(Saved entries)
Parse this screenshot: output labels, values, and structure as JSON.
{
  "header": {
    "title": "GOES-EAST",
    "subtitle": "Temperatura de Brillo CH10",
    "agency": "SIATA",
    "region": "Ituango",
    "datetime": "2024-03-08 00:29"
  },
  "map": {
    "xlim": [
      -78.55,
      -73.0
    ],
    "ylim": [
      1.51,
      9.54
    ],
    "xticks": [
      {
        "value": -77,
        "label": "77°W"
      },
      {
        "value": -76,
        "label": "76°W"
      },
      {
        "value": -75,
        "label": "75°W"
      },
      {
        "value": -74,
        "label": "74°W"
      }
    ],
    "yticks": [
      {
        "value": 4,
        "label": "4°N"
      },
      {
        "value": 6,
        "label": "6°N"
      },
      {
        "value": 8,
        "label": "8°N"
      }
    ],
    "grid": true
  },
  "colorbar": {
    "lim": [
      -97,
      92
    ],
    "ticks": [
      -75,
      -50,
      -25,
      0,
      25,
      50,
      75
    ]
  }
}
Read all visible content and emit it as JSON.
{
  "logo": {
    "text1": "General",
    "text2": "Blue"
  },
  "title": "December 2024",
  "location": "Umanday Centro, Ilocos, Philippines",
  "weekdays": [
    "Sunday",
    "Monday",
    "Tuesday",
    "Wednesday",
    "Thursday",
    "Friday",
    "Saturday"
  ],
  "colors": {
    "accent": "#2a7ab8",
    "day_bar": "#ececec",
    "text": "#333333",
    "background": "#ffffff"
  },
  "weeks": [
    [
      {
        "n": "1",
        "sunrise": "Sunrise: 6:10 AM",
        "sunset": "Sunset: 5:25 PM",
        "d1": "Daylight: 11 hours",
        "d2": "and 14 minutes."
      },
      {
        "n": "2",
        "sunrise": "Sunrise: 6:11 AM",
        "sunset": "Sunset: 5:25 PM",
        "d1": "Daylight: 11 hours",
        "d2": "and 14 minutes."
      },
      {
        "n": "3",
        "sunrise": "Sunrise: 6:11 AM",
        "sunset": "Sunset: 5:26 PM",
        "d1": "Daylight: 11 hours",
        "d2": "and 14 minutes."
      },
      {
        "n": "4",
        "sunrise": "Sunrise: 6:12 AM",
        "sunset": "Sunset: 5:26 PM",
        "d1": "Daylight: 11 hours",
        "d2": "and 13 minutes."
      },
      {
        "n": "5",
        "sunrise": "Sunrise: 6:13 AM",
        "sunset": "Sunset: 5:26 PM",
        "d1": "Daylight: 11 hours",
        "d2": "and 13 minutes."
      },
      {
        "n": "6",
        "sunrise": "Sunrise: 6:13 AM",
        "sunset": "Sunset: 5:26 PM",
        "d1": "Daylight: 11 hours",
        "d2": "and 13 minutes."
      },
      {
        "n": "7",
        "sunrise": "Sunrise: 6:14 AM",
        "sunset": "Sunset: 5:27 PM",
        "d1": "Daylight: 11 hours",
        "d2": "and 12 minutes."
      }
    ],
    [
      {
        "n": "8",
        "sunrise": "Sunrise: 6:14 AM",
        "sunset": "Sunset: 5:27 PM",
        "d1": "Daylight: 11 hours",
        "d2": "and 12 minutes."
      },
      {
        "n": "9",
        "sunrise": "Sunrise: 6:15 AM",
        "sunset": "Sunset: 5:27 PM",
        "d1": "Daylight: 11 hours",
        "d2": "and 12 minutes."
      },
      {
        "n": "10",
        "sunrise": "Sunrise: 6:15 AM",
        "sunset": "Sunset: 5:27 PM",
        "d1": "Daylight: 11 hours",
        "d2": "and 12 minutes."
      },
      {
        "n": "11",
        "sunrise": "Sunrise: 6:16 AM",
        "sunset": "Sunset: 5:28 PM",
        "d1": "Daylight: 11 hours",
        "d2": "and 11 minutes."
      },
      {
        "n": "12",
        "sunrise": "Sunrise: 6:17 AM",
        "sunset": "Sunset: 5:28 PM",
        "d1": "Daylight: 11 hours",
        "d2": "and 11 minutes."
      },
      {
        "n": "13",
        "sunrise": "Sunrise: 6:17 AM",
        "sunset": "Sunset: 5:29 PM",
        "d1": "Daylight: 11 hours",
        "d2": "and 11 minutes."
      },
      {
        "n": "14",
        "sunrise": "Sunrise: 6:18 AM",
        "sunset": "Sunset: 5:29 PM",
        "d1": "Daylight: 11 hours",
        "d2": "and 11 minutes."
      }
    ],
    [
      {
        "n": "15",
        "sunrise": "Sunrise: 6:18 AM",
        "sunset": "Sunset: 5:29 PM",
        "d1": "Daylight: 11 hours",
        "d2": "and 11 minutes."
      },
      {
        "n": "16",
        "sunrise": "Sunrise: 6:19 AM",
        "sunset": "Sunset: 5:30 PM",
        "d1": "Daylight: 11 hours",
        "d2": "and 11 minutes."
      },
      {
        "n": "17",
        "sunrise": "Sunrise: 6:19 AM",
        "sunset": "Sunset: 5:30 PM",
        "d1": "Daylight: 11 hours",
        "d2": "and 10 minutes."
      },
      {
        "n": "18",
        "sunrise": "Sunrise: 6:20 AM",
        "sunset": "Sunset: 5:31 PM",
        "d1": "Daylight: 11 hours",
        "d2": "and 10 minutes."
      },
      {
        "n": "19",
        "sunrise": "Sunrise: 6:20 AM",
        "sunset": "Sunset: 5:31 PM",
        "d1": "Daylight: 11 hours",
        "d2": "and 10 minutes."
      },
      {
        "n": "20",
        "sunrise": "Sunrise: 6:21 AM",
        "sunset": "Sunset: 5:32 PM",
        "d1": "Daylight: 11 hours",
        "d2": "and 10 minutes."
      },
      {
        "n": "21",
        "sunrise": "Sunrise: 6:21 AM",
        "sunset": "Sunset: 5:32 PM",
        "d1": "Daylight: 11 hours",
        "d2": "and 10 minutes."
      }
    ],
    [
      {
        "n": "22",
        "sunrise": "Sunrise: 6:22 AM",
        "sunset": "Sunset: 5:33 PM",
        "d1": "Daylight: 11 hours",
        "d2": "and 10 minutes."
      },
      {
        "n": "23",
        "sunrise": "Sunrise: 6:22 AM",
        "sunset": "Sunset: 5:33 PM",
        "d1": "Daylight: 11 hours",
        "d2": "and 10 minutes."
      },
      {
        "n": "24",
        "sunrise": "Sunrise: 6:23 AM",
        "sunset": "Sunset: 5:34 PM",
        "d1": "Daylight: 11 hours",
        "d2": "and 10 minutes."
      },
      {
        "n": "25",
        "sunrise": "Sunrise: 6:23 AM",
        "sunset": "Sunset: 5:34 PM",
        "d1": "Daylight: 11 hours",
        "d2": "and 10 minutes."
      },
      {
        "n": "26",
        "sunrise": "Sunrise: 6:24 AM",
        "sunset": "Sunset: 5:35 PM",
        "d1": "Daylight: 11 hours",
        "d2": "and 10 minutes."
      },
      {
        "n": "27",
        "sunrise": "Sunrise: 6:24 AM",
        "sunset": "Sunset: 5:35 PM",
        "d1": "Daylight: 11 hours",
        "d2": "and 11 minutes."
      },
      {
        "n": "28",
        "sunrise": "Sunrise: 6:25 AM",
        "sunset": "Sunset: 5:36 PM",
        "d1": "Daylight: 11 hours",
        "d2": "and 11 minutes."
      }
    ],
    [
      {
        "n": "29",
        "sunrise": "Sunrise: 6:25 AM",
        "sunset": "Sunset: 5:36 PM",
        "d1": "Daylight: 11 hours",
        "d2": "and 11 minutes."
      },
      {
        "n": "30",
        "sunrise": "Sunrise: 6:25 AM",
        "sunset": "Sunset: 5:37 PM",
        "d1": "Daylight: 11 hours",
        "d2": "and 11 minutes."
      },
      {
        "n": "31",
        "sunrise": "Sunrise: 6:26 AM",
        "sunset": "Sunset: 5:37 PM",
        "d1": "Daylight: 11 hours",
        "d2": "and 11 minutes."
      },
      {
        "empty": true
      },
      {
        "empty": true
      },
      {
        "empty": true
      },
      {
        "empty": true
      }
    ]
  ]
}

▶ [Aim]: Look through the entries above and report each line where the string "JSON" occurs.

▶ [Right answer]:
Parse this screenshot: output labels, values, and structure as JSON.
Read all visible content and emit it as JSON.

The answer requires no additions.